- **EXERCISE OBJECTIVE**: Write out the listing below exactly, and omit any images you find in it.

begin RECORDS

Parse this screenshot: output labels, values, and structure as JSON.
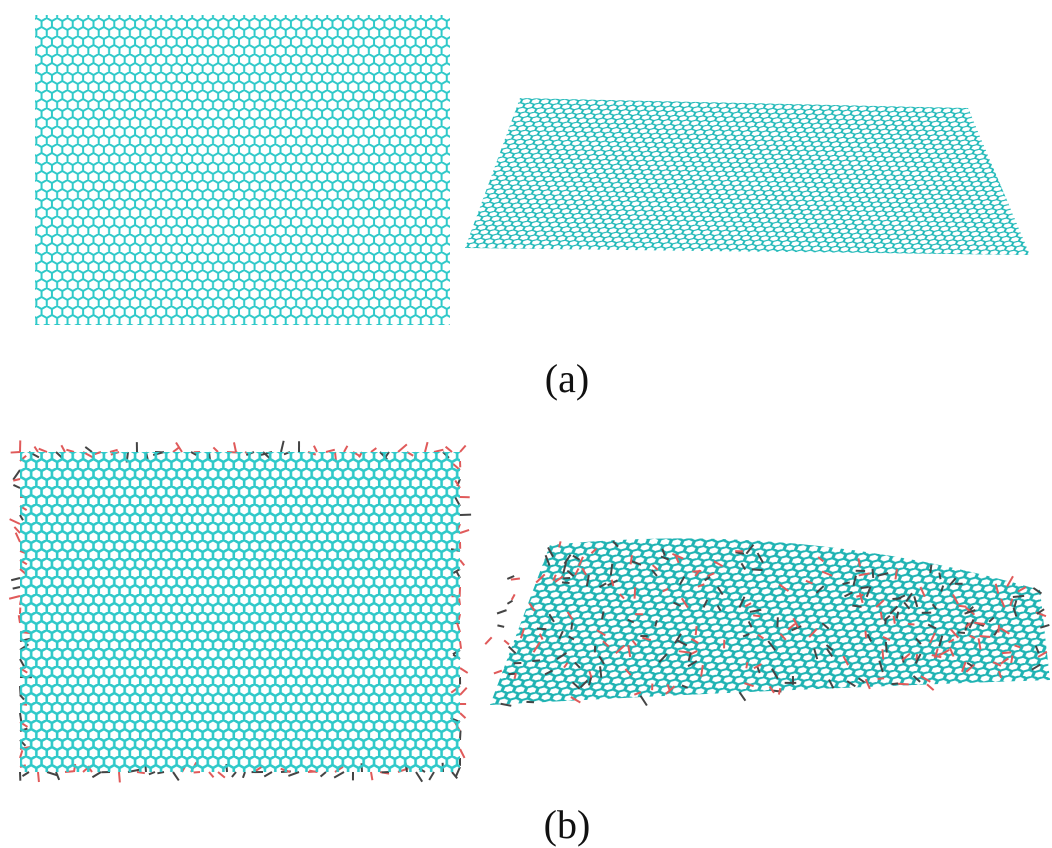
{
  "panels": [
    {
      "label": "(a)"
    },
    {
      "label": "(b)"
    }
  ]
}
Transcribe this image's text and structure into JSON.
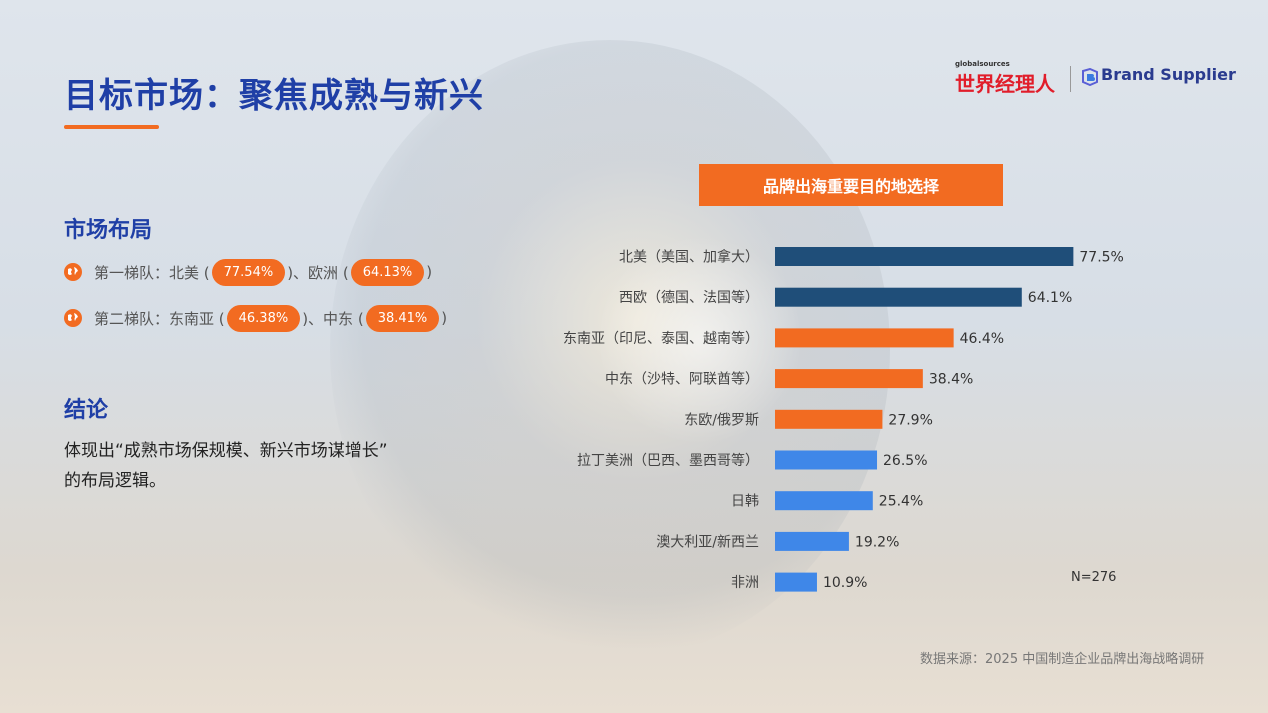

end RECORDS

- **RESULT OF THE EXERCISE**:
Parse this screenshot: output labels, values, and structure as JSON.
{
  "panels": [
    {
      "label": "(a)"
    },
    {
      "label": "(b)"
    }
  ]
}
Transcribe this image's text and structure into JSON.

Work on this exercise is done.